Written exercise >> Take every line that has the string "username" and copy it out.

--- Begin ---

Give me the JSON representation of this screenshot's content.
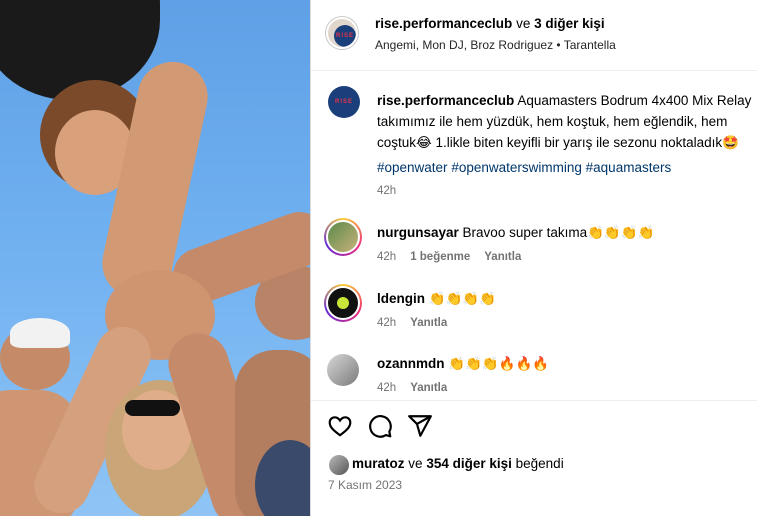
{
  "post": {
    "header": {
      "username": "rise.performanceclub",
      "connector": "ve",
      "others": "3 diğer kişi",
      "collaborators": "Angemi, Mon DJ, Broz Rodriguez",
      "separator": "•",
      "audio": "Tarantella"
    },
    "caption": {
      "username": "rise.performanceclub",
      "line1": "Aquamasters Bodrum 4x400 Mix Relay",
      "line2": "takımımız ile hem yüzdük, hem koştuk, hem eğlendik, hem",
      "line3": "coştuk😂 1.likle biten keyifli bir yarış ile sezonu noktaladık🤩",
      "hashtags": [
        "#openwater",
        "#openwaterswimming",
        "#aquamasters"
      ],
      "time": "42h"
    },
    "comments": [
      {
        "username": "nurgunsayar",
        "text": "Bravoo super takıma👏👏👏👏",
        "time": "42h",
        "likes": "1 beğenme",
        "reply": "Yanıtla"
      },
      {
        "username": "ldengin",
        "text": "👏👏👏👏",
        "time": "42h",
        "likes": "",
        "reply": "Yanıtla"
      },
      {
        "username": "ozannmdn",
        "text": "👏👏👏🔥🔥🔥",
        "time": "42h",
        "likes": "",
        "reply": "Yanıtla"
      }
    ],
    "likes": {
      "user": "muratoz",
      "connector": "ve",
      "count": "354 diğer kişi",
      "suffix": "beğendi"
    },
    "date": "7 Kasım 2023",
    "brand_avatar_text": "RISE",
    "icons": [
      "heart-icon",
      "comment-icon",
      "share-icon"
    ],
    "colors": {
      "brand": "#1b3f7a",
      "brand_text": "#e6334a",
      "hashtag": "#00376b",
      "meta": "#737373"
    }
  }
}
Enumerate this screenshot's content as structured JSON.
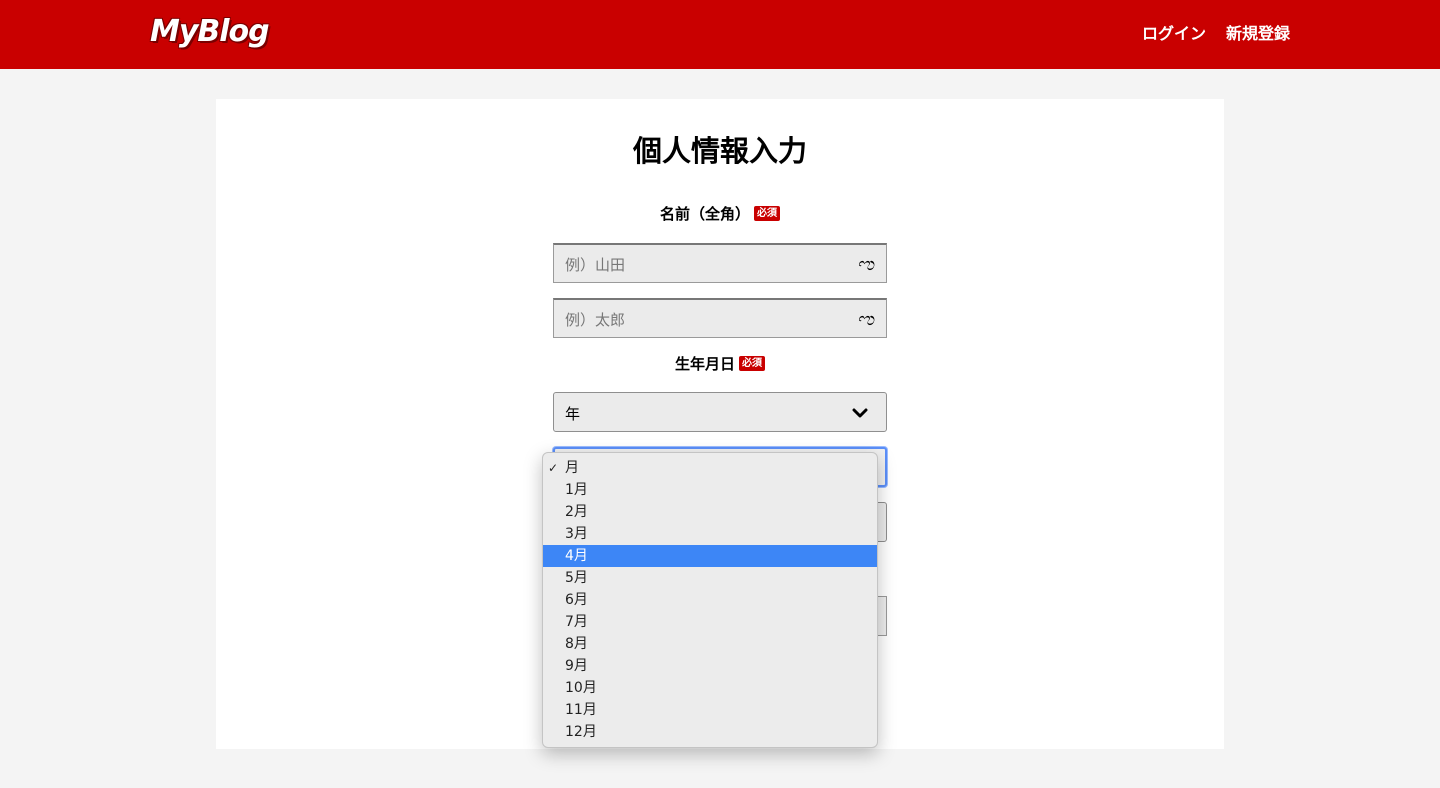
{
  "header": {
    "logo": "MyBlog",
    "nav": {
      "login": "ログイン",
      "signup": "新規登録"
    }
  },
  "form": {
    "title": "個人情報入力",
    "name_label": "名前（全角）",
    "required_badge": "必須",
    "last_name_placeholder": "例）山田",
    "first_name_placeholder": "例）太郎",
    "birthday_label": "生年月日",
    "year_select_value": "年",
    "month_select_value": "月"
  },
  "dropdown": {
    "options": [
      "月",
      "1月",
      "2月",
      "3月",
      "4月",
      "5月",
      "6月",
      "7月",
      "8月",
      "9月",
      "10月",
      "11月",
      "12月"
    ],
    "checked_index": 0,
    "highlighted_index": 4
  },
  "colors": {
    "header": "#c90000",
    "highlight": "#3d86f6",
    "focus": "#5b8ff9"
  }
}
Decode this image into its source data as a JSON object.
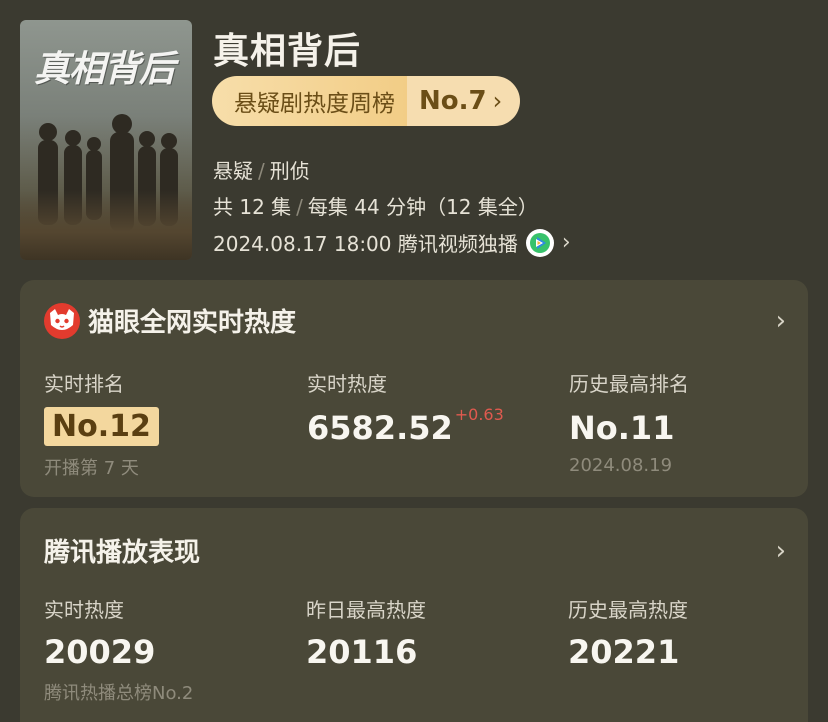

--- End ---

Solution to this exercise >>
      "username": "rise.performanceclub",
      "username": "rise.performanceclub",
        "username": "nurgunsayar",
        "username": "ldengin",
        "username": "ozannmdn",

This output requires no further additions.